TASK BRIEF: Print, exactly and completely, every entry in the data.

DATA SUPPLIED:
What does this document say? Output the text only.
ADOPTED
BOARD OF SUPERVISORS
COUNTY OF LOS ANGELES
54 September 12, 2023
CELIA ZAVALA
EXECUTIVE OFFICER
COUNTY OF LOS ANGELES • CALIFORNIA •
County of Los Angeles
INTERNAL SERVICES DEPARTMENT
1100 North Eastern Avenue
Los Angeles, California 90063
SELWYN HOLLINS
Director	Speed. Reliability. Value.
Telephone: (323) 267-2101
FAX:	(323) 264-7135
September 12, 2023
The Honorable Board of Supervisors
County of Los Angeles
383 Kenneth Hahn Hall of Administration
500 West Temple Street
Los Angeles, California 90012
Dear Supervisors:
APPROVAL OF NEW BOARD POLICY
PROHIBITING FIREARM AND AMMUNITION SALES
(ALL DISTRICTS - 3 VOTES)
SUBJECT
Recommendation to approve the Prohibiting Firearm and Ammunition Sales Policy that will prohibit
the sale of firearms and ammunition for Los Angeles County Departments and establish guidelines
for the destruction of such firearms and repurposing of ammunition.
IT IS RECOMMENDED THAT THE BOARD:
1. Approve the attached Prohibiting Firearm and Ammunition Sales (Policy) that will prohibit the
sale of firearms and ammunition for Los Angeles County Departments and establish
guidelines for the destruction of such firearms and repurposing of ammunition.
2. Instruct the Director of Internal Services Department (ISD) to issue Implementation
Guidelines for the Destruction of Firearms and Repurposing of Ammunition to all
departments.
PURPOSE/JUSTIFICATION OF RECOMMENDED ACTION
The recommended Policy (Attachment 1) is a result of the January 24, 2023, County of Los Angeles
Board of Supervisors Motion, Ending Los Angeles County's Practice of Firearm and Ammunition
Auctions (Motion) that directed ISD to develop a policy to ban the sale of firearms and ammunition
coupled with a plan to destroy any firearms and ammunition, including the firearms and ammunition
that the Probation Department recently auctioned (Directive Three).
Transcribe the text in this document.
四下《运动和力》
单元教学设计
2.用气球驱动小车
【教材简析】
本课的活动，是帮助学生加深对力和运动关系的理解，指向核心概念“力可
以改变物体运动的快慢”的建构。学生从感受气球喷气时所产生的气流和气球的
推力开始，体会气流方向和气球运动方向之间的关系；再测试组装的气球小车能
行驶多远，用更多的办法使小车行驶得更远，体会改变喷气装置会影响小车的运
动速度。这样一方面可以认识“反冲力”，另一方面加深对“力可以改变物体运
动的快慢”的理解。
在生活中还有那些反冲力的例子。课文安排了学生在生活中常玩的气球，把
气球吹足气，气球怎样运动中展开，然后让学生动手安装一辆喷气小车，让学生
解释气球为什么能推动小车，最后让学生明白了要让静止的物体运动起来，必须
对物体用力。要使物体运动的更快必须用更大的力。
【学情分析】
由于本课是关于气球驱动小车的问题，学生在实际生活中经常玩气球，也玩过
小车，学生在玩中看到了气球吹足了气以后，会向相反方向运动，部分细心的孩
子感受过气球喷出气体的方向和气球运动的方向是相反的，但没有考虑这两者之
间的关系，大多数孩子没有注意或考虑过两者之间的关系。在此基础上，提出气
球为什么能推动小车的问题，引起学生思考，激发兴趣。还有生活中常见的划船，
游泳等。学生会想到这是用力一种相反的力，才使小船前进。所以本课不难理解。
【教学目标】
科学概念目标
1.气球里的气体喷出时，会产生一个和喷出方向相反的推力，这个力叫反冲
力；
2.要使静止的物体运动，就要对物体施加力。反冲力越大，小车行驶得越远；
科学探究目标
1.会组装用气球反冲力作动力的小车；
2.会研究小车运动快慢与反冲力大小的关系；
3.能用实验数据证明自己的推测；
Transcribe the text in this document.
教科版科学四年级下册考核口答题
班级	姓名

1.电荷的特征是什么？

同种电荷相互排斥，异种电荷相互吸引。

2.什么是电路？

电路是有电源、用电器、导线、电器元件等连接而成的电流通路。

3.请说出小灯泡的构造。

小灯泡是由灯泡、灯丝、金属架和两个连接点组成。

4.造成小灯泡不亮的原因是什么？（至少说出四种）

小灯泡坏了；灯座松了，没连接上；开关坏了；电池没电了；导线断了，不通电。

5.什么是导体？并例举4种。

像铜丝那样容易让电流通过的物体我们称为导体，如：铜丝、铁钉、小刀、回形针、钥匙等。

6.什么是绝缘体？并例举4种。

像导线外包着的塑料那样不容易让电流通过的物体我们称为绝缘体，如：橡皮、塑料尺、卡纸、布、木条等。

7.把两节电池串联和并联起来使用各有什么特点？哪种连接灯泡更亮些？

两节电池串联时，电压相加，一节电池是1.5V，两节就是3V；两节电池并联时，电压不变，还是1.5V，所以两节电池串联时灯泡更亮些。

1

RESPONSE TO THE TASK:
What does this document say? Output the text only.
ADOPTED
BOARD OF SUPERVISORS
COUNTY OF LOS ANGELES
54 September 12, 2023
CELIA ZAVALA
EXECUTIVE OFFICER
COUNTY OF LOS ANGELES • CALIFORNIA •
County of Los Angeles
INTERNAL SERVICES DEPARTMENT
1100 North Eastern Avenue
Los Angeles, California 90063
SELWYN HOLLINS
Director	Speed. Reliability. Value.
Telephone: (323) 267-2101
FAX:	(323) 264-7135
September 12, 2023
The Honorable Board of Supervisors
County of Los Angeles
383 Kenneth Hahn Hall of Administration
500 West Temple Street
Los Angeles, California 90012
Dear Supervisors:
APPROVAL OF NEW BOARD POLICY
PROHIBITING FIREARM AND AMMUNITION SALES
(ALL DISTRICTS - 3 VOTES)
SUBJECT
Recommendation to approve the Prohibiting Firearm and Ammunition Sales Policy that will prohibit
the sale of firearms and ammunition for Los Angeles County Departments and establish guidelines
for the destruction of such firearms and repurposing of ammunition.
IT IS RECOMMENDED THAT THE BOARD:
1. Approve the attached Prohibiting Firearm and Ammunition Sales (Policy) that will prohibit the
sale of firearms and ammunition for Los Angeles County Departments and establish
guidelines for the destruction of such firearms and repurposing of ammunition.
2. Instruct the Director of Internal Services Department (ISD) to issue Implementation
Guidelines for the Destruction of Firearms and Repurposing of Ammunition to all
departments.
PURPOSE/JUSTIFICATION OF RECOMMENDED ACTION
The recommended Policy (Attachment 1) is a result of the January 24, 2023, County of Los Angeles
Board of Supervisors Motion, Ending Los Angeles County's Practice of Firearm and Ammunition
Auctions (Motion) that directed ISD to develop a policy to ban the sale of firearms and ammunition
coupled with a plan to destroy any firearms and ammunition, including the firearms and ammunition
that the Probation Department recently auctioned (Directive Three).
Transcribe the text in this document.
四下《运动和力》
单元教学设计
2.用气球驱动小车
【教材简析】
本课的活动，是帮助学生加深对力和运动关系的理解，指向核心概念“力可
以改变物体运动的快慢”的建构。学生从感受气球喷气时所产生的气流和气球的
推力开始，体会气流方向和气球运动方向之间的关系；再测试组装的气球小车能
行驶多远，用更多的办法使小车行驶得更远，体会改变喷气装置会影响小车的运
动速度。这样一方面可以认识“反冲力”，另一方面加深对“力可以改变物体运
动的快慢”的理解。
在生活中还有那些反冲力的例子。课文安排了学生在生活中常玩的气球，把
气球吹足气，气球怎样运动中展开，然后让学生动手安装一辆喷气小车，让学生
解释气球为什么能推动小车，最后让学生明白了要让静止的物体运动起来，必须
对物体用力。要使物体运动的更快必须用更大的力。
【学情分析】
由于本课是关于气球驱动小车的问题，学生在实际生活中经常玩气球，也玩过
小车，学生在玩中看到了气球吹足了气以后，会向相反方向运动，部分细心的孩
子感受过气球喷出气体的方向和气球运动的方向是相反的，但没有考虑这两者之
间的关系，大多数孩子没有注意或考虑过两者之间的关系。在此基础上，提出气
球为什么能推动小车的问题，引起学生思考，激发兴趣。还有生活中常见的划船，
游泳等。学生会想到这是用力一种相反的力，才使小船前进。所以本课不难理解。
【教学目标】
科学概念目标
1.气球里的气体喷出时，会产生一个和喷出方向相反的推力，这个力叫反冲
力；
2.要使静止的物体运动，就要对物体施加力。反冲力越大，小车行驶得越远；
科学探究目标
1.会组装用气球反冲力作动力的小车；
2.会研究小车运动快慢与反冲力大小的关系；
3.能用实验数据证明自己的推测；
Transcribe the text in this document.
教科版科学四年级下册考核口答题
班级	姓名

1.电荷的特征是什么？

同种电荷相互排斥，异种电荷相互吸引。

2.什么是电路？

电路是有电源、用电器、导线、电器元件等连接而成的电流通路。

3.请说出小灯泡的构造。

小灯泡是由灯泡、灯丝、金属架和两个连接点组成。

4.造成小灯泡不亮的原因是什么？（至少说出四种）

小灯泡坏了；灯座松了，没连接上；开关坏了；电池没电了；导线断了，不通电。

5.什么是导体？并例举4种。

像铜丝那样容易让电流通过的物体我们称为导体，如：铜丝、铁钉、小刀、回形针、钥匙等。

6.什么是绝缘体？并例举4种。

像导线外包着的塑料那样不容易让电流通过的物体我们称为绝缘体，如：橡皮、塑料尺、卡纸、布、木条等。

7.把两节电池串联和并联起来使用各有什么特点？哪种连接灯泡更亮些？

两节电池串联时，电压相加，一节电池是1.5V，两节就是3V；两节电池并联时，电压不变，还是1.5V，所以两节电池串联时灯泡更亮些。

1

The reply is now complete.